◆ **GOAL OF THE EXERCISE**: All entries should be output exactly as they stand.

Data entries
--- start ---

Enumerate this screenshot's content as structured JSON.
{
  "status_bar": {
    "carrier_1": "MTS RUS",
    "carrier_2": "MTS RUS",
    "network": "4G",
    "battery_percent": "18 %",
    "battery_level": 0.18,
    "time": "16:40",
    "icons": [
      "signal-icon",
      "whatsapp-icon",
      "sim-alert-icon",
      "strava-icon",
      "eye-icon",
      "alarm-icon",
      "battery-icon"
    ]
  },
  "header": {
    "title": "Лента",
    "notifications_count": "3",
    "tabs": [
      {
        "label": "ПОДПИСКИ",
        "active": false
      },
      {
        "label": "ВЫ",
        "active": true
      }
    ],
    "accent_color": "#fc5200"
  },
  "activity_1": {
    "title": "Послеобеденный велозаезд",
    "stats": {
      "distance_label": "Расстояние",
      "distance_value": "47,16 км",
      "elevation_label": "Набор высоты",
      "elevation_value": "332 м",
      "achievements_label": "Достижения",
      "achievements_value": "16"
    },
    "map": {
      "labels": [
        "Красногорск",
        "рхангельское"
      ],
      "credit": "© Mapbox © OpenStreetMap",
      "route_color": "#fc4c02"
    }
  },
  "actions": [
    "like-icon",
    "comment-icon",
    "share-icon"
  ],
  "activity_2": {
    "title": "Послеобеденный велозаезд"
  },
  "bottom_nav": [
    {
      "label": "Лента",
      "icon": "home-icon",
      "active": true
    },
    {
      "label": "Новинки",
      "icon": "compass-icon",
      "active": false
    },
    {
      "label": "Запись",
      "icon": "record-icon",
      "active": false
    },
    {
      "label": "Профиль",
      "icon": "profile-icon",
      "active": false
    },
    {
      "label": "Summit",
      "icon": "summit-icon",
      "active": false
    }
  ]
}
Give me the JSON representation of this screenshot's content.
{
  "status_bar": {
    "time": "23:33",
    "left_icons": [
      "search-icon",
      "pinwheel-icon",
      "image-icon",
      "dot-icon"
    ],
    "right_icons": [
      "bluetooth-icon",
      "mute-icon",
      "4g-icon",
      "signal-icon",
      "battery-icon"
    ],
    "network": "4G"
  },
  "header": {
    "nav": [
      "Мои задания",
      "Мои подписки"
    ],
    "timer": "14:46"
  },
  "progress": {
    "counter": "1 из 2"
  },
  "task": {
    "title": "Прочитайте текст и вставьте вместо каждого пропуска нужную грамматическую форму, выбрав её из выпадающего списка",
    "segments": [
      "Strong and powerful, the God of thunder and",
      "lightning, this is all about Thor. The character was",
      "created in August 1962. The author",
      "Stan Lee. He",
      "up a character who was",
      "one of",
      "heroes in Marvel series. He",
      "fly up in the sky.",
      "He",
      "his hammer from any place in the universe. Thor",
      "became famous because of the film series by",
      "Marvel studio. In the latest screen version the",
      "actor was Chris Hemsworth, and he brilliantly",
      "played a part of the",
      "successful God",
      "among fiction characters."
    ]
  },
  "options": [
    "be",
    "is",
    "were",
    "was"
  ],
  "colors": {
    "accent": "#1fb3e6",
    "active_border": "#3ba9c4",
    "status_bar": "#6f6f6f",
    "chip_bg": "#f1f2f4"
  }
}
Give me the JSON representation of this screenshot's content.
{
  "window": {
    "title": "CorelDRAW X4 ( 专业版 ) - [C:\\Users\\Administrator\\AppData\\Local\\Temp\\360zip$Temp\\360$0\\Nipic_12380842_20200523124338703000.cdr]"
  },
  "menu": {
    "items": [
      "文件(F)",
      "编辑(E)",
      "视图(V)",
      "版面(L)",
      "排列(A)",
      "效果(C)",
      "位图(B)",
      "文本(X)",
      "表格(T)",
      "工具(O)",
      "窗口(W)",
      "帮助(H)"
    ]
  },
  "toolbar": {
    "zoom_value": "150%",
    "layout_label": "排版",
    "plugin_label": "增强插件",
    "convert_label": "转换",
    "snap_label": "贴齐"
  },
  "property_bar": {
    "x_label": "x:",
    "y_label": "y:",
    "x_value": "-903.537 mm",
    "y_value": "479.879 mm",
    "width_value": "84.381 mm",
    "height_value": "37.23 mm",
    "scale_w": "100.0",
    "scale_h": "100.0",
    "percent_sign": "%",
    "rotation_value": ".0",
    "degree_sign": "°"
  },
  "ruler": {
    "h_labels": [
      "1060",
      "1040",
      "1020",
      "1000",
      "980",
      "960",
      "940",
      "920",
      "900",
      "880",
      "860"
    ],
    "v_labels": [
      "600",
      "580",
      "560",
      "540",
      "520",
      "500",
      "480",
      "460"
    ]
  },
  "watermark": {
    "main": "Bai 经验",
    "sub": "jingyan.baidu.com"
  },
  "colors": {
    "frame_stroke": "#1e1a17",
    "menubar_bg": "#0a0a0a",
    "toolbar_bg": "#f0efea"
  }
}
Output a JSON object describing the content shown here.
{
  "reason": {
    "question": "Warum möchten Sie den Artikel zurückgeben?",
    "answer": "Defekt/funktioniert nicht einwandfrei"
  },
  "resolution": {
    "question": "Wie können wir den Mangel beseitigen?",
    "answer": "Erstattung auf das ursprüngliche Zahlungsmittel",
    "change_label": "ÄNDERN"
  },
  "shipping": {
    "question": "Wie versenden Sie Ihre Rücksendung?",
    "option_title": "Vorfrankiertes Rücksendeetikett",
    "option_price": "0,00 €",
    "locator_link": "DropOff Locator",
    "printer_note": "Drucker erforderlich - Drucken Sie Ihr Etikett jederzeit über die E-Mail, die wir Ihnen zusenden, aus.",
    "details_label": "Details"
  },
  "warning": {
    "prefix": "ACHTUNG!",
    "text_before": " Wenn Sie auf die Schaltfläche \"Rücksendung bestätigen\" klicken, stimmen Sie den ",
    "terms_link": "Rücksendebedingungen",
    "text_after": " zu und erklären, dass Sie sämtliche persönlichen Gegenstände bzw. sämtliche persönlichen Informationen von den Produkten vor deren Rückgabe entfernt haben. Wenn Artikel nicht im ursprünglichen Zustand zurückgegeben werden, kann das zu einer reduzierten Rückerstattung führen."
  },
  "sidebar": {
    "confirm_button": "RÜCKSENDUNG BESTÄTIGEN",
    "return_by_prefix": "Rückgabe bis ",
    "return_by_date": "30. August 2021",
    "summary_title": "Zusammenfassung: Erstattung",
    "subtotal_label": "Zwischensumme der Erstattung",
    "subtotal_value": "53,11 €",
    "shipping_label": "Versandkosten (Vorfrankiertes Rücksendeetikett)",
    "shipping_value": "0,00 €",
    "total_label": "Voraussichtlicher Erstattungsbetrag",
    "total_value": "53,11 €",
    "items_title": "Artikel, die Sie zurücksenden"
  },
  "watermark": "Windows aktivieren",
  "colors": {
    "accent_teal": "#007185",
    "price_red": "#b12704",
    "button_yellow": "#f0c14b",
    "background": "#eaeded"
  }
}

--- end ---

◆ **FULL SOLUTION**:
Enumerate this screenshot's content as structured JSON.
{
  "status_bar": {
    "carrier_1": "MTS RUS",
    "carrier_2": "MTS RUS",
    "network": "4G",
    "battery_percent": "18 %",
    "battery_level": 0.18,
    "time": "16:40",
    "icons": [
      "signal-icon",
      "whatsapp-icon",
      "sim-alert-icon",
      "strava-icon",
      "eye-icon",
      "alarm-icon",
      "battery-icon"
    ]
  },
  "header": {
    "title": "Лента",
    "notifications_count": "3",
    "tabs": [
      {
        "label": "ПОДПИСКИ",
        "active": false
      },
      {
        "label": "ВЫ",
        "active": true
      }
    ],
    "accent_color": "#fc5200"
  },
  "activity_1": {
    "title": "Послеобеденный велозаезд",
    "stats": {
      "distance_label": "Расстояние",
      "distance_value": "47,16 км",
      "elevation_label": "Набор высоты",
      "elevation_value": "332 м",
      "achievements_label": "Достижения",
      "achievements_value": "16"
    },
    "map": {
      "labels": [
        "Красногорск",
        "рхангельское"
      ],
      "credit": "© Mapbox © OpenStreetMap",
      "route_color": "#fc4c02"
    }
  },
  "actions": [
    "like-icon",
    "comment-icon",
    "share-icon"
  ],
  "activity_2": {
    "title": "Послеобеденный велозаезд"
  },
  "bottom_nav": [
    {
      "label": "Лента",
      "icon": "home-icon",
      "active": true
    },
    {
      "label": "Новинки",
      "icon": "compass-icon",
      "active": false
    },
    {
      "label": "Запись",
      "icon": "record-icon",
      "active": false
    },
    {
      "label": "Профиль",
      "icon": "profile-icon",
      "active": false
    },
    {
      "label": "Summit",
      "icon": "summit-icon",
      "active": false
    }
  ]
}
Give me the JSON representation of this screenshot's content.
{
  "status_bar": {
    "time": "23:33",
    "left_icons": [
      "search-icon",
      "pinwheel-icon",
      "image-icon",
      "dot-icon"
    ],
    "right_icons": [
      "bluetooth-icon",
      "mute-icon",
      "4g-icon",
      "signal-icon",
      "battery-icon"
    ],
    "network": "4G"
  },
  "header": {
    "nav": [
      "Мои задания",
      "Мои подписки"
    ],
    "timer": "14:46"
  },
  "progress": {
    "counter": "1 из 2"
  },
  "task": {
    "title": "Прочитайте текст и вставьте вместо каждого пропуска нужную грамматическую форму, выбрав её из выпадающего списка",
    "segments": [
      "Strong and powerful, the God of thunder and",
      "lightning, this is all about Thor. The character was",
      "created in August 1962. The author",
      "Stan Lee. He",
      "up a character who was",
      "one of",
      "heroes in Marvel series. He",
      "fly up in the sky.",
      "He",
      "his hammer from any place in the universe. Thor",
      "became famous because of the film series by",
      "Marvel studio. In the latest screen version the",
      "actor was Chris Hemsworth, and he brilliantly",
      "played a part of the",
      "successful God",
      "among fiction characters."
    ]
  },
  "options": [
    "be",
    "is",
    "were",
    "was"
  ],
  "colors": {
    "accent": "#1fb3e6",
    "active_border": "#3ba9c4",
    "status_bar": "#6f6f6f",
    "chip_bg": "#f1f2f4"
  }
}
Give me the JSON representation of this screenshot's content.
{
  "window": {
    "title": "CorelDRAW X4 ( 专业版 ) - [C:\\Users\\Administrator\\AppData\\Local\\Temp\\360zip$Temp\\360$0\\Nipic_12380842_20200523124338703000.cdr]"
  },
  "menu": {
    "items": [
      "文件(F)",
      "编辑(E)",
      "视图(V)",
      "版面(L)",
      "排列(A)",
      "效果(C)",
      "位图(B)",
      "文本(X)",
      "表格(T)",
      "工具(O)",
      "窗口(W)",
      "帮助(H)"
    ]
  },
  "toolbar": {
    "zoom_value": "150%",
    "layout_label": "排版",
    "plugin_label": "增强插件",
    "convert_label": "转换",
    "snap_label": "贴齐"
  },
  "property_bar": {
    "x_label": "x:",
    "y_label": "y:",
    "x_value": "-903.537 mm",
    "y_value": "479.879 mm",
    "width_value": "84.381 mm",
    "height_value": "37.23 mm",
    "scale_w": "100.0",
    "scale_h": "100.0",
    "percent_sign": "%",
    "rotation_value": ".0",
    "degree_sign": "°"
  },
  "ruler": {
    "h_labels": [
      "1060",
      "1040",
      "1020",
      "1000",
      "980",
      "960",
      "940",
      "920",
      "900",
      "880",
      "860"
    ],
    "v_labels": [
      "600",
      "580",
      "560",
      "540",
      "520",
      "500",
      "480",
      "460"
    ]
  },
  "watermark": {
    "main": "Bai 经验",
    "sub": "jingyan.baidu.com"
  },
  "colors": {
    "frame_stroke": "#1e1a17",
    "menubar_bg": "#0a0a0a",
    "toolbar_bg": "#f0efea"
  }
}
Output a JSON object describing the content shown here.
{
  "reason": {
    "question": "Warum möchten Sie den Artikel zurückgeben?",
    "answer": "Defekt/funktioniert nicht einwandfrei"
  },
  "resolution": {
    "question": "Wie können wir den Mangel beseitigen?",
    "answer": "Erstattung auf das ursprüngliche Zahlungsmittel",
    "change_label": "ÄNDERN"
  },
  "shipping": {
    "question": "Wie versenden Sie Ihre Rücksendung?",
    "option_title": "Vorfrankiertes Rücksendeetikett",
    "option_price": "0,00 €",
    "locator_link": "DropOff Locator",
    "printer_note": "Drucker erforderlich - Drucken Sie Ihr Etikett jederzeit über die E-Mail, die wir Ihnen zusenden, aus.",
    "details_label": "Details"
  },
  "warning": {
    "prefix": "ACHTUNG!",
    "text_before": " Wenn Sie auf die Schaltfläche \"Rücksendung bestätigen\" klicken, stimmen Sie den ",
    "terms_link": "Rücksendebedingungen",
    "text_after": " zu und erklären, dass Sie sämtliche persönlichen Gegenstände bzw. sämtliche persönlichen Informationen von den Produkten vor deren Rückgabe entfernt haben. Wenn Artikel nicht im ursprünglichen Zustand zurückgegeben werden, kann das zu einer reduzierten Rückerstattung führen."
  },
  "sidebar": {
    "confirm_button": "RÜCKSENDUNG BESTÄTIGEN",
    "return_by_prefix": "Rückgabe bis ",
    "return_by_date": "30. August 2021",
    "summary_title": "Zusammenfassung: Erstattung",
    "subtotal_label": "Zwischensumme der Erstattung",
    "subtotal_value": "53,11 €",
    "shipping_label": "Versandkosten (Vorfrankiertes Rücksendeetikett)",
    "shipping_value": "0,00 €",
    "total_label": "Voraussichtlicher Erstattungsbetrag",
    "total_value": "53,11 €",
    "items_title": "Artikel, die Sie zurücksenden"
  },
  "watermark": "Windows aktivieren",
  "colors": {
    "accent_teal": "#007185",
    "price_red": "#b12704",
    "button_yellow": "#f0c14b",
    "background": "#eaeded"
  }
}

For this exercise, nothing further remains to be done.